=== RECORDS FOR THIS TASK ===

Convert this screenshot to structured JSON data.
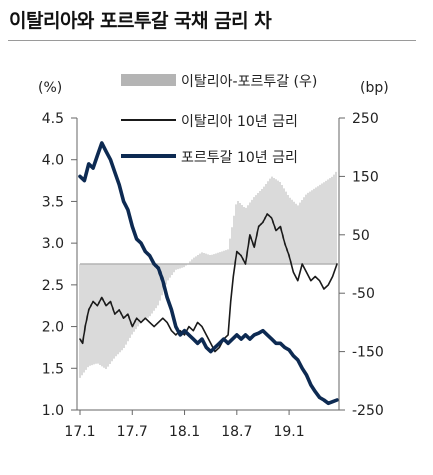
{
  "title": "이탈리아와 포르투갈 국채 금리 차",
  "chart_data": {
    "type": "line",
    "left_unit": "(%)",
    "right_unit": "(bp)",
    "left_axis": {
      "min": 1.0,
      "max": 4.5,
      "ticks": [
        "4.5",
        "4.0",
        "3.5",
        "3.0",
        "2.5",
        "2.0",
        "1.5",
        "1.0"
      ]
    },
    "right_axis": {
      "min": -250,
      "max": 250,
      "ticks": [
        "250",
        "150",
        "50",
        "-50",
        "-150",
        "-250"
      ]
    },
    "x_ticks": [
      "17.1",
      "17.7",
      "18.1",
      "18.7",
      "19.1"
    ],
    "x_tick_values": [
      0,
      6,
      12,
      18,
      24
    ],
    "x_range": [
      0,
      29.5
    ],
    "legend": [
      {
        "label": "이탈리아-포르투갈 (우)",
        "kind": "bar",
        "color": "#b4b4b4"
      },
      {
        "label": "이탈리아 10년 금리",
        "kind": "line",
        "color": "#1a1a1a"
      },
      {
        "label": "포르투갈 10년 금리",
        "kind": "line",
        "color": "#0d2a52"
      }
    ],
    "series": [
      {
        "name": "이탈리아 10년 금리",
        "axis": "left",
        "color": "#1a1a1a",
        "points": [
          [
            0,
            1.85
          ],
          [
            0.3,
            1.8
          ],
          [
            0.6,
            2.0
          ],
          [
            1,
            2.2
          ],
          [
            1.5,
            2.3
          ],
          [
            2,
            2.25
          ],
          [
            2.5,
            2.35
          ],
          [
            3,
            2.25
          ],
          [
            3.5,
            2.3
          ],
          [
            4,
            2.15
          ],
          [
            4.5,
            2.2
          ],
          [
            5,
            2.1
          ],
          [
            5.5,
            2.15
          ],
          [
            6,
            2.0
          ],
          [
            6.5,
            2.1
          ],
          [
            7,
            2.05
          ],
          [
            7.5,
            2.1
          ],
          [
            8,
            2.05
          ],
          [
            8.5,
            2.0
          ],
          [
            9,
            2.05
          ],
          [
            9.5,
            2.1
          ],
          [
            10,
            2.05
          ],
          [
            10.5,
            1.95
          ],
          [
            11,
            1.9
          ],
          [
            11.5,
            1.95
          ],
          [
            12,
            1.9
          ],
          [
            12.5,
            2.0
          ],
          [
            13,
            1.95
          ],
          [
            13.5,
            2.05
          ],
          [
            14,
            2.0
          ],
          [
            14.5,
            1.9
          ],
          [
            15,
            1.8
          ],
          [
            15.5,
            1.7
          ],
          [
            16,
            1.75
          ],
          [
            16.5,
            1.85
          ],
          [
            17,
            1.9
          ],
          [
            17.3,
            2.3
          ],
          [
            17.6,
            2.6
          ],
          [
            18,
            2.9
          ],
          [
            18.5,
            2.85
          ],
          [
            19,
            2.75
          ],
          [
            19.5,
            3.1
          ],
          [
            20,
            2.95
          ],
          [
            20.5,
            3.2
          ],
          [
            21,
            3.25
          ],
          [
            21.5,
            3.35
          ],
          [
            22,
            3.3
          ],
          [
            22.5,
            3.15
          ],
          [
            23,
            3.2
          ],
          [
            23.5,
            3.0
          ],
          [
            24,
            2.85
          ],
          [
            24.5,
            2.65
          ],
          [
            25,
            2.55
          ],
          [
            25.5,
            2.75
          ],
          [
            26,
            2.65
          ],
          [
            26.5,
            2.55
          ],
          [
            27,
            2.6
          ],
          [
            27.5,
            2.55
          ],
          [
            28,
            2.45
          ],
          [
            28.5,
            2.5
          ],
          [
            29,
            2.6
          ],
          [
            29.5,
            2.75
          ]
        ]
      },
      {
        "name": "포르투갈 10년 금리",
        "axis": "left",
        "color": "#0d2a52",
        "points": [
          [
            0,
            3.8
          ],
          [
            0.5,
            3.75
          ],
          [
            1,
            3.95
          ],
          [
            1.5,
            3.9
          ],
          [
            2,
            4.05
          ],
          [
            2.5,
            4.2
          ],
          [
            3,
            4.1
          ],
          [
            3.5,
            4.0
          ],
          [
            4,
            3.85
          ],
          [
            4.5,
            3.7
          ],
          [
            5,
            3.5
          ],
          [
            5.5,
            3.4
          ],
          [
            6,
            3.2
          ],
          [
            6.5,
            3.05
          ],
          [
            7,
            3.0
          ],
          [
            7.5,
            2.9
          ],
          [
            8,
            2.85
          ],
          [
            8.5,
            2.75
          ],
          [
            9,
            2.7
          ],
          [
            9.5,
            2.55
          ],
          [
            10,
            2.35
          ],
          [
            10.5,
            2.2
          ],
          [
            11,
            2.0
          ],
          [
            11.5,
            1.9
          ],
          [
            12,
            1.95
          ],
          [
            12.5,
            1.9
          ],
          [
            13,
            1.85
          ],
          [
            13.5,
            1.8
          ],
          [
            14,
            1.85
          ],
          [
            14.5,
            1.75
          ],
          [
            15,
            1.7
          ],
          [
            15.5,
            1.75
          ],
          [
            16,
            1.8
          ],
          [
            16.5,
            1.85
          ],
          [
            17,
            1.8
          ],
          [
            17.5,
            1.85
          ],
          [
            18,
            1.9
          ],
          [
            18.5,
            1.85
          ],
          [
            19,
            1.9
          ],
          [
            19.5,
            1.85
          ],
          [
            20,
            1.9
          ],
          [
            20.5,
            1.92
          ],
          [
            21,
            1.95
          ],
          [
            21.5,
            1.9
          ],
          [
            22,
            1.85
          ],
          [
            22.5,
            1.8
          ],
          [
            23,
            1.8
          ],
          [
            23.5,
            1.75
          ],
          [
            24,
            1.72
          ],
          [
            24.5,
            1.65
          ],
          [
            25,
            1.6
          ],
          [
            25.5,
            1.5
          ],
          [
            26,
            1.42
          ],
          [
            26.5,
            1.3
          ],
          [
            27,
            1.22
          ],
          [
            27.5,
            1.15
          ],
          [
            28,
            1.12
          ],
          [
            28.5,
            1.08
          ],
          [
            29,
            1.1
          ],
          [
            29.5,
            1.12
          ]
        ]
      },
      {
        "name": "이탈리아-포르투갈 (우)",
        "axis": "right",
        "kind": "bar",
        "color": "#b4b4b4",
        "points": [
          [
            0,
            -195
          ],
          [
            1,
            -175
          ],
          [
            2,
            -170
          ],
          [
            3,
            -180
          ],
          [
            4,
            -160
          ],
          [
            5,
            -145
          ],
          [
            6,
            -120
          ],
          [
            7,
            -100
          ],
          [
            8,
            -90
          ],
          [
            9,
            -70
          ],
          [
            10,
            -30
          ],
          [
            11,
            -10
          ],
          [
            12,
            -5
          ],
          [
            13,
            10
          ],
          [
            14,
            20
          ],
          [
            15,
            15
          ],
          [
            16,
            20
          ],
          [
            17,
            25
          ],
          [
            18,
            110
          ],
          [
            19,
            95
          ],
          [
            20,
            115
          ],
          [
            21,
            130
          ],
          [
            22,
            150
          ],
          [
            23,
            140
          ],
          [
            24,
            115
          ],
          [
            25,
            100
          ],
          [
            26,
            120
          ],
          [
            27,
            130
          ],
          [
            28,
            140
          ],
          [
            29,
            150
          ],
          [
            29.5,
            160
          ]
        ]
      }
    ]
  }
}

===

STATED GOAL>
Note each line of the entries that has "label" in it, and copy those lines.

SOLUTION>
        "label": "이탈리아-포르투갈 (우)",
        "label": "이탈리아 10년 금리",
        "label": "포르투갈 10년 금리",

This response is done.